▶ **Given problem**
Using the listing below, report all lines holding the word "year".

▶ **Dataset**
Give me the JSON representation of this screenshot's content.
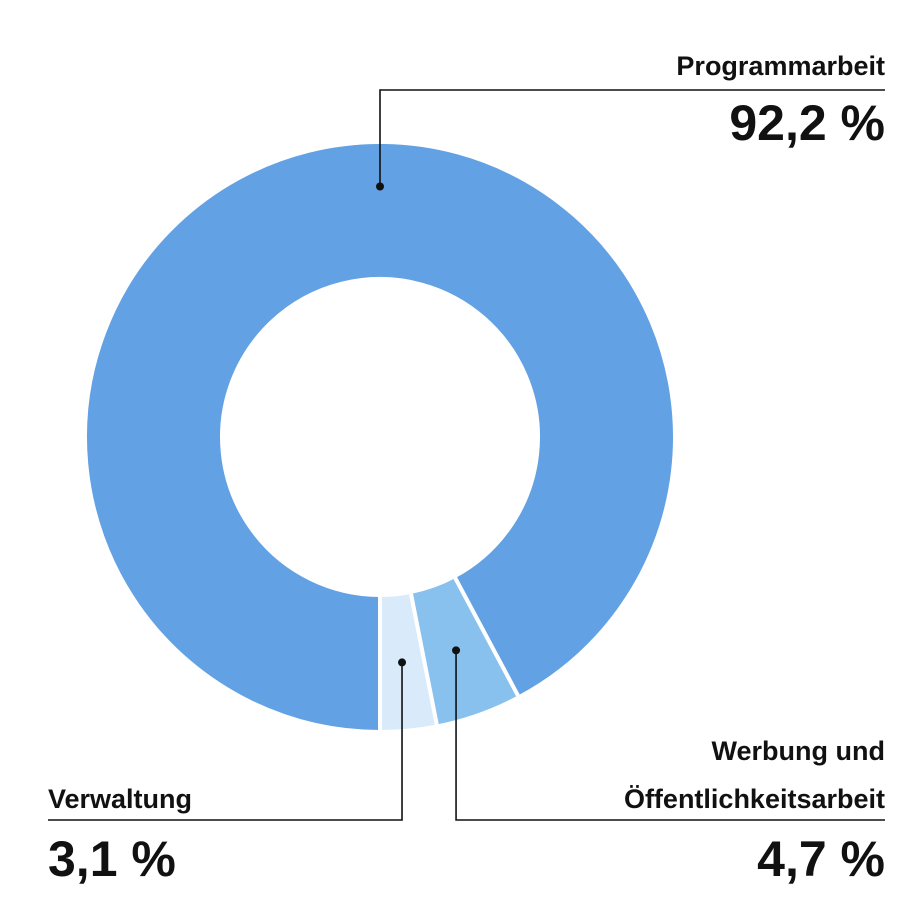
{
  "chart_data": {
    "type": "pie",
    "title": "",
    "categories": [
      "Programmarbeit",
      "Werbung und Öffentlichkeitsarbeit",
      "Verwaltung"
    ],
    "values": [
      92.2,
      4.7,
      3.1
    ],
    "value_labels": [
      "92,2 %",
      "4,7 %",
      "3,1 %"
    ],
    "label_lines": [
      [
        "Programmarbeit"
      ],
      [
        "Werbung und",
        "Öffentlichkeitsarbeit"
      ],
      [
        "Verwaltung"
      ]
    ],
    "colors": [
      "#62a1e3",
      "#88c0ee",
      "#d9eafa"
    ],
    "donut": true,
    "legend": "none"
  }
}
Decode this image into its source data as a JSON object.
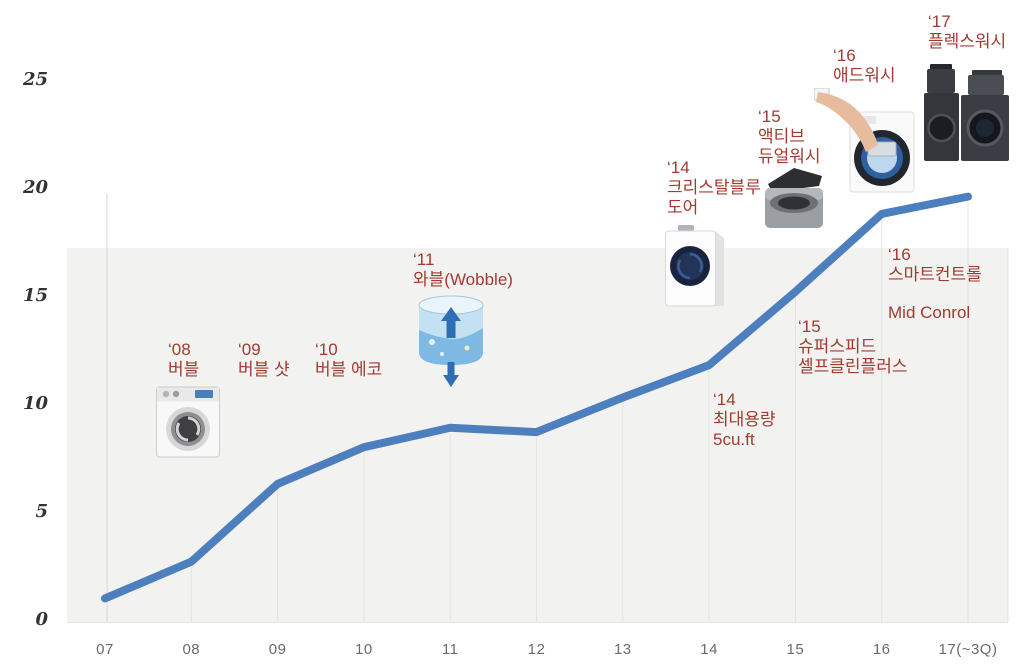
{
  "chart_data": {
    "type": "line",
    "title": "",
    "xlabel": "",
    "ylabel": "",
    "x": [
      "07",
      "08",
      "09",
      "10",
      "11",
      "12",
      "13",
      "14",
      "15",
      "16",
      "17(~3Q)"
    ],
    "values": [
      1.0,
      2.7,
      6.3,
      8.0,
      8.9,
      8.7,
      10.3,
      11.8,
      15.2,
      18.8,
      19.6
    ],
    "yticks": [
      0,
      5,
      10,
      15,
      20,
      25
    ],
    "ylim": [
      0,
      25
    ],
    "grid": true,
    "legend": "none",
    "line_color": "#4d7ebd",
    "annotation_color": "#a13b30"
  },
  "annotations": {
    "y08": {
      "year": "‘08",
      "l1": "버블"
    },
    "y09": {
      "year": "‘09",
      "l1": "버블 샷"
    },
    "y10": {
      "year": "‘10",
      "l1": "버블 에코"
    },
    "y11": {
      "year": "‘11",
      "l1": "와블(Wobble)"
    },
    "y14a": {
      "year": "‘14",
      "l1": "크리스탈블루",
      "l2": "도어"
    },
    "y15a": {
      "year": "‘15",
      "l1": "액티브",
      "l2": "듀얼워시"
    },
    "y16a": {
      "year": "‘16",
      "l1": "애드워시"
    },
    "y17": {
      "year": "‘17",
      "l1": "플렉스워시"
    },
    "y14b": {
      "year": "‘14",
      "l1": "최대용량",
      "l2": "5cu.ft"
    },
    "y15b": {
      "year": "‘15",
      "l1": "슈퍼스피드",
      "l2": "셀프클린플러스"
    },
    "y16b": {
      "year": "‘16",
      "l1": "스마트컨트롤",
      "l2": "Mid Conrol"
    }
  }
}
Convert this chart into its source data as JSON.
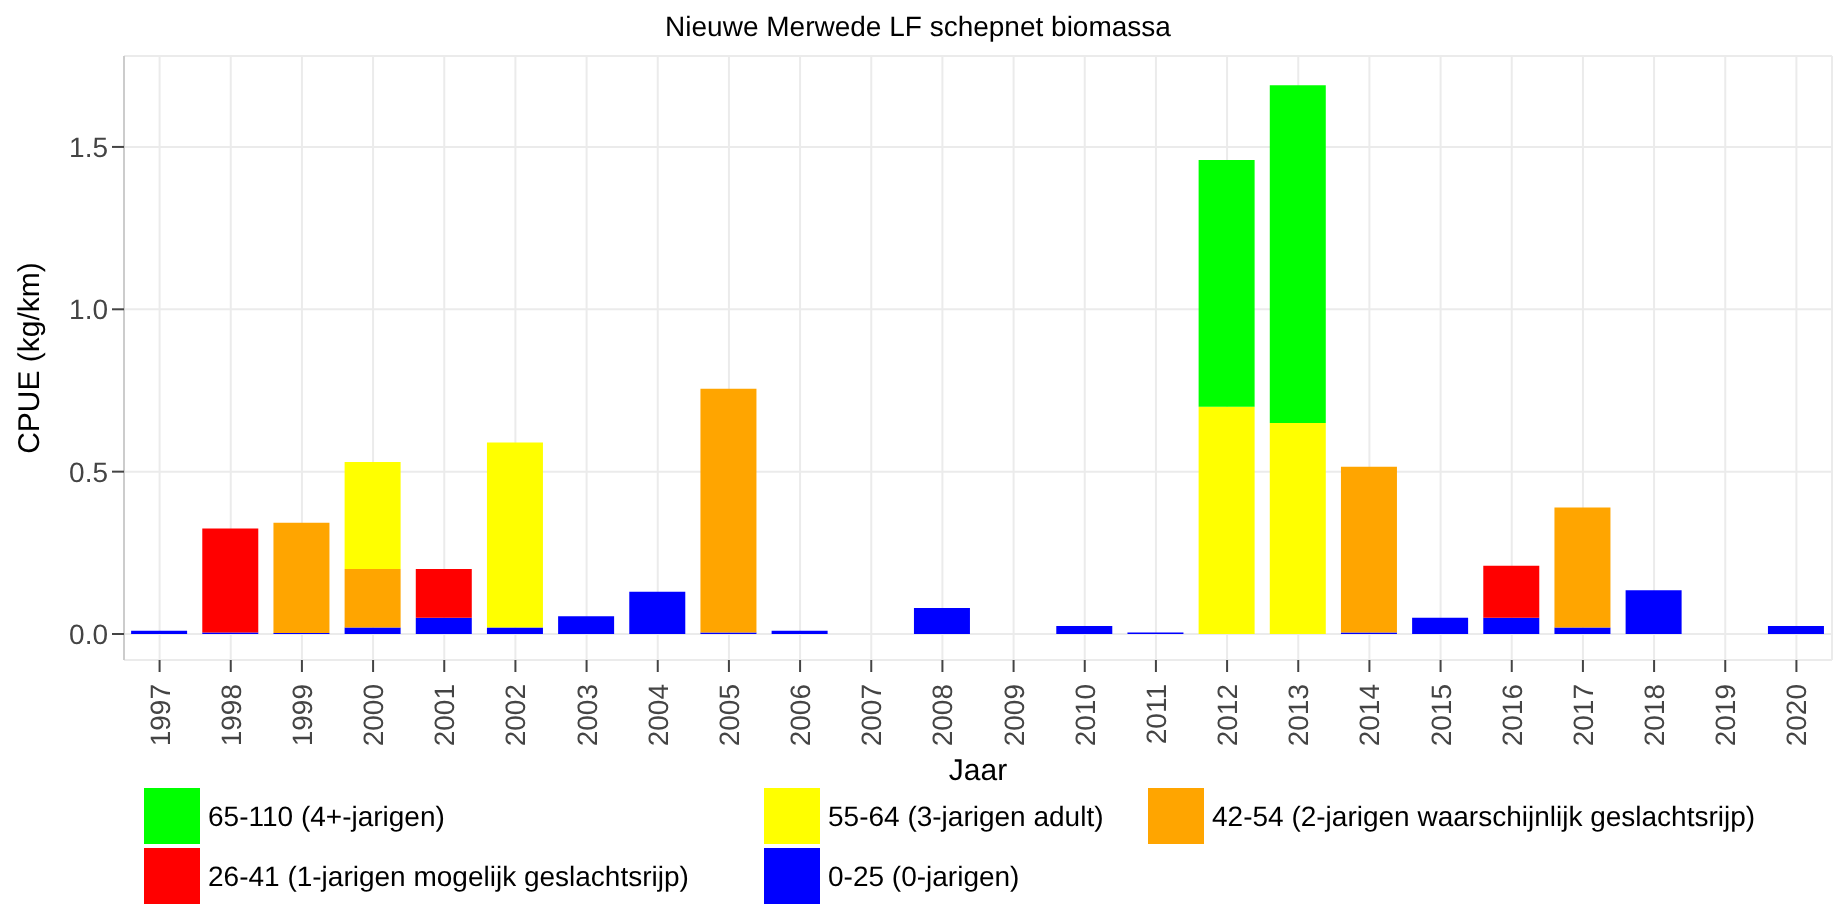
{
  "chart_data": {
    "type": "bar",
    "title": "Nieuwe Merwede LF schepnet biomassa",
    "xlabel": "Jaar",
    "ylabel": "CPUE (kg/km)",
    "categories": [
      "1997",
      "1998",
      "1999",
      "2000",
      "2001",
      "2002",
      "2003",
      "2004",
      "2005",
      "2006",
      "2007",
      "2008",
      "2009",
      "2010",
      "2011",
      "2012",
      "2013",
      "2014",
      "2015",
      "2016",
      "2017",
      "2018",
      "2019",
      "2020"
    ],
    "stacked": true,
    "series": [
      {
        "name": "0-25 (0-jarigen)",
        "color": "#0000ff",
        "values": [
          0.01,
          0.005,
          0.003,
          0.02,
          0.05,
          0.02,
          0.055,
          0.13,
          0.005,
          0.01,
          null,
          0.08,
          null,
          0.025,
          0.005,
          null,
          null,
          0.005,
          0.05,
          0.05,
          0.02,
          0.135,
          null,
          0.025
        ]
      },
      {
        "name": "26-41 (1-jarigen mogelijk geslachtsrijp)",
        "color": "#ff0000",
        "values": [
          null,
          0.32,
          null,
          null,
          0.15,
          null,
          null,
          null,
          null,
          null,
          null,
          null,
          null,
          null,
          null,
          null,
          null,
          null,
          null,
          0.16,
          null,
          null,
          null,
          null
        ]
      },
      {
        "name": "42-54 (2-jarigen waarschijnlijk geslachtsrijp)",
        "color": "#ffa500",
        "values": [
          null,
          null,
          0.34,
          0.18,
          null,
          null,
          null,
          null,
          0.75,
          null,
          null,
          null,
          null,
          null,
          null,
          null,
          null,
          0.51,
          null,
          null,
          0.37,
          null,
          null,
          null
        ]
      },
      {
        "name": "55-64 (3-jarigen adult)",
        "color": "#ffff00",
        "values": [
          null,
          null,
          null,
          0.33,
          null,
          0.57,
          null,
          null,
          null,
          null,
          null,
          null,
          null,
          null,
          null,
          0.7,
          0.65,
          null,
          null,
          null,
          null,
          null,
          null,
          null
        ]
      },
      {
        "name": "65-110 (4+-jarigen)",
        "color": "#00ff00",
        "values": [
          null,
          null,
          null,
          null,
          null,
          null,
          null,
          null,
          null,
          null,
          null,
          null,
          null,
          null,
          null,
          0.76,
          1.04,
          null,
          null,
          null,
          null,
          null,
          null,
          null
        ]
      }
    ],
    "ylim": [
      -0.08,
      1.78
    ],
    "yticks": [
      {
        "value": 0,
        "label": "0.0"
      },
      0.5,
      {
        "value": 1,
        "label": "1.0"
      },
      1.5
    ],
    "grid": true,
    "legend": "bottom"
  }
}
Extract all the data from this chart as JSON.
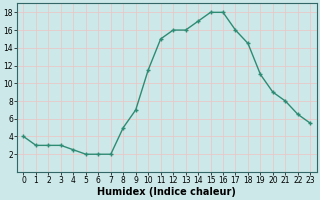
{
  "x": [
    0,
    1,
    2,
    3,
    4,
    5,
    6,
    7,
    8,
    9,
    10,
    11,
    12,
    13,
    14,
    15,
    16,
    17,
    18,
    19,
    20,
    21,
    22,
    23
  ],
  "y": [
    4,
    3,
    3,
    3,
    2.5,
    2,
    2,
    2,
    5,
    7,
    11.5,
    15,
    16,
    16,
    17,
    18,
    18,
    16,
    14.5,
    11,
    9,
    8,
    6.5,
    5.5
  ],
  "line_color": "#2e8b74",
  "marker": "+",
  "marker_size": 3,
  "bg_color": "#cce8e8",
  "grid_color": "#e8c8c8",
  "xlabel": "Humidex (Indice chaleur)",
  "xlim": [
    -0.5,
    23.5
  ],
  "ylim": [
    0,
    19
  ],
  "yticks": [
    2,
    4,
    6,
    8,
    10,
    12,
    14,
    16,
    18
  ],
  "xticks": [
    0,
    1,
    2,
    3,
    4,
    5,
    6,
    7,
    8,
    9,
    10,
    11,
    12,
    13,
    14,
    15,
    16,
    17,
    18,
    19,
    20,
    21,
    22,
    23
  ],
  "tick_fontsize": 5.5,
  "xlabel_fontsize": 7,
  "line_width": 1.0,
  "marker_edge_width": 1.0
}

▶ **Written response**
      "year": "‘08",
      "year": "‘09",
      "year": "‘10",
      "year": "‘11",
      "year": "‘14",
      "year": "‘15",
      "year": "‘16",
      "year": "‘17",
      "year": "‘14",
      "year": "‘15",
      "year": "‘16",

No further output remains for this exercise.